-- begin Dataset excerpts --

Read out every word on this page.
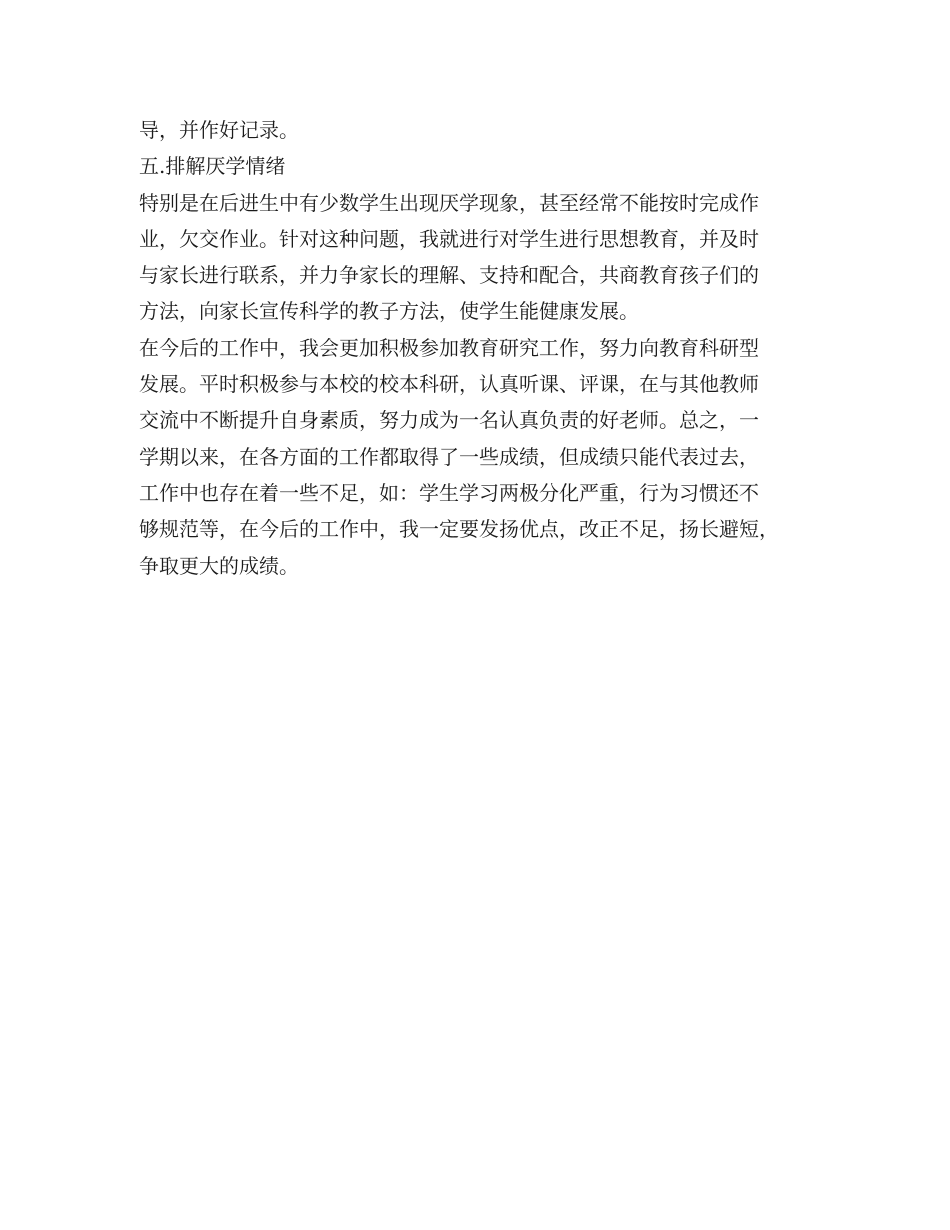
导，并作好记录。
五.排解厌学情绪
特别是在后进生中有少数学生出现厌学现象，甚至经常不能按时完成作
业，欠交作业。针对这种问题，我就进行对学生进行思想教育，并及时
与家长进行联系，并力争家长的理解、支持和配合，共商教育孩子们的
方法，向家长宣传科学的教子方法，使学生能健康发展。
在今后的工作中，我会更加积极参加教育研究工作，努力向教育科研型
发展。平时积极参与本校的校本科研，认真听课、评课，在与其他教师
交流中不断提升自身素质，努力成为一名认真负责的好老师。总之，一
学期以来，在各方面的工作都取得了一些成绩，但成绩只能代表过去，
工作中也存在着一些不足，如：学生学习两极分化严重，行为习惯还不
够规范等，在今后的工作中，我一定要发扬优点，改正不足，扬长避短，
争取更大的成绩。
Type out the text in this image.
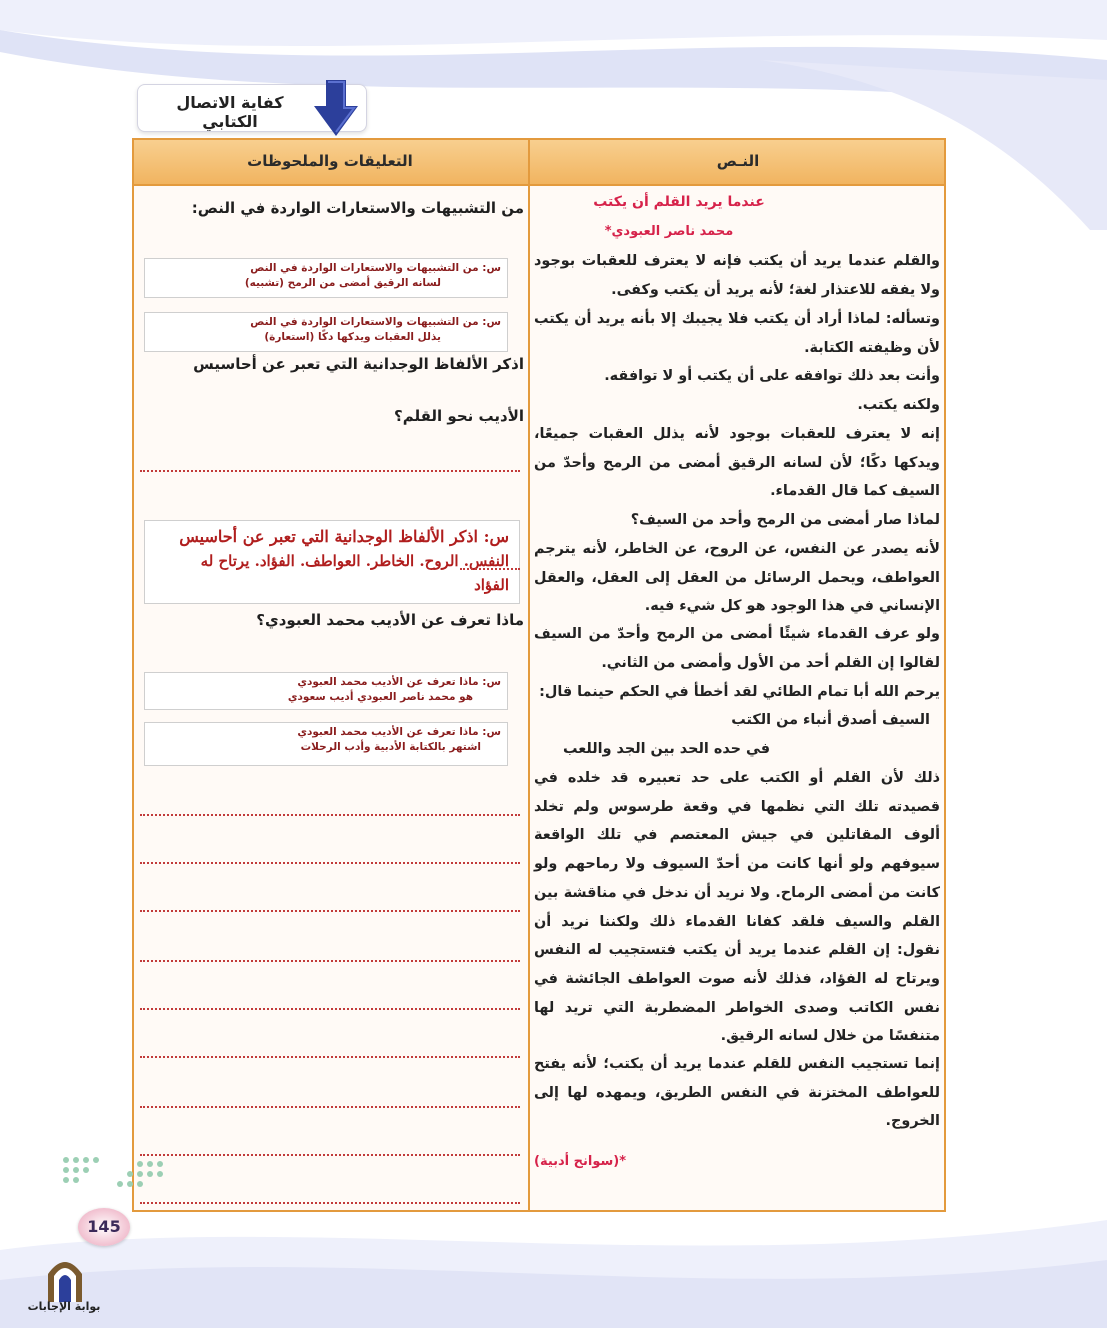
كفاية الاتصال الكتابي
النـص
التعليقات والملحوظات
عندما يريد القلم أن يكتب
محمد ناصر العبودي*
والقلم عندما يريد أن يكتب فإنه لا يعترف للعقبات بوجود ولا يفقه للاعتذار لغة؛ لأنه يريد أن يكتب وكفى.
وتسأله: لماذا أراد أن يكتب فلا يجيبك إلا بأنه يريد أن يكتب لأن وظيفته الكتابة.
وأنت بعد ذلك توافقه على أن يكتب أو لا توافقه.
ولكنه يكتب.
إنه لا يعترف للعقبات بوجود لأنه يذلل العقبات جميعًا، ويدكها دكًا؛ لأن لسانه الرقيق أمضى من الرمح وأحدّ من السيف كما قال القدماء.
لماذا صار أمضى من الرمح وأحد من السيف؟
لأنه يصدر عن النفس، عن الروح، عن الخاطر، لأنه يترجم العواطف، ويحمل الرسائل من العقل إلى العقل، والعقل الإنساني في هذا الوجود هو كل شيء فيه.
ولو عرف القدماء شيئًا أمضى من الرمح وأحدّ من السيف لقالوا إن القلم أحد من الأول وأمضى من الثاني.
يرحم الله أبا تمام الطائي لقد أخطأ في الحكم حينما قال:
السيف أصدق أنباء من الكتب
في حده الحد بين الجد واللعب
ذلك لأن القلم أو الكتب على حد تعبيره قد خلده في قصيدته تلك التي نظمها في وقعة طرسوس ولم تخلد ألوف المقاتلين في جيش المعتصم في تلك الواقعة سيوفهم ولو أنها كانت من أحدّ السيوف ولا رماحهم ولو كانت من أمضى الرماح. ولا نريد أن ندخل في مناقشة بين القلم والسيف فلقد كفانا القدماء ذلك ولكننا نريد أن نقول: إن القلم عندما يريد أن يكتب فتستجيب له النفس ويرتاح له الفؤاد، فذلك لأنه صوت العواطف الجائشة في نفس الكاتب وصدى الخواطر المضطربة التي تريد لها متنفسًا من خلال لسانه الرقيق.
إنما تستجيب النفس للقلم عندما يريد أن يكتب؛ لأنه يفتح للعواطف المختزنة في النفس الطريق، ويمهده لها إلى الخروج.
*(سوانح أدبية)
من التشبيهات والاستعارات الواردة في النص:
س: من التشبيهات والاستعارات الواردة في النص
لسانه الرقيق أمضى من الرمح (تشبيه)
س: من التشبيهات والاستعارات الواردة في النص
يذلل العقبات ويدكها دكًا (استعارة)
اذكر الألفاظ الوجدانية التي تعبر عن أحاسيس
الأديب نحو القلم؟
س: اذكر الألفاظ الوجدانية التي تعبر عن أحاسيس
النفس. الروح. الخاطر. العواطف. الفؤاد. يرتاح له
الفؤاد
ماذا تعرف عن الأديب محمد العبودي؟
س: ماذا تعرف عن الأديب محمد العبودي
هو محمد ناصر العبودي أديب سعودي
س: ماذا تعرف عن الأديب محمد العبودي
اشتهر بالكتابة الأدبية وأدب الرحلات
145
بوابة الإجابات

-- end Dataset excerpts --

What you should do.
Which lines hold the string "الألفاظ"? Copy all of them from the data above.

Full output.
اذكر الألفاظ الوجدانية التي تعبر عن أحاسيس
س: اذكر الألفاظ الوجدانية التي تعبر عن أحاسيس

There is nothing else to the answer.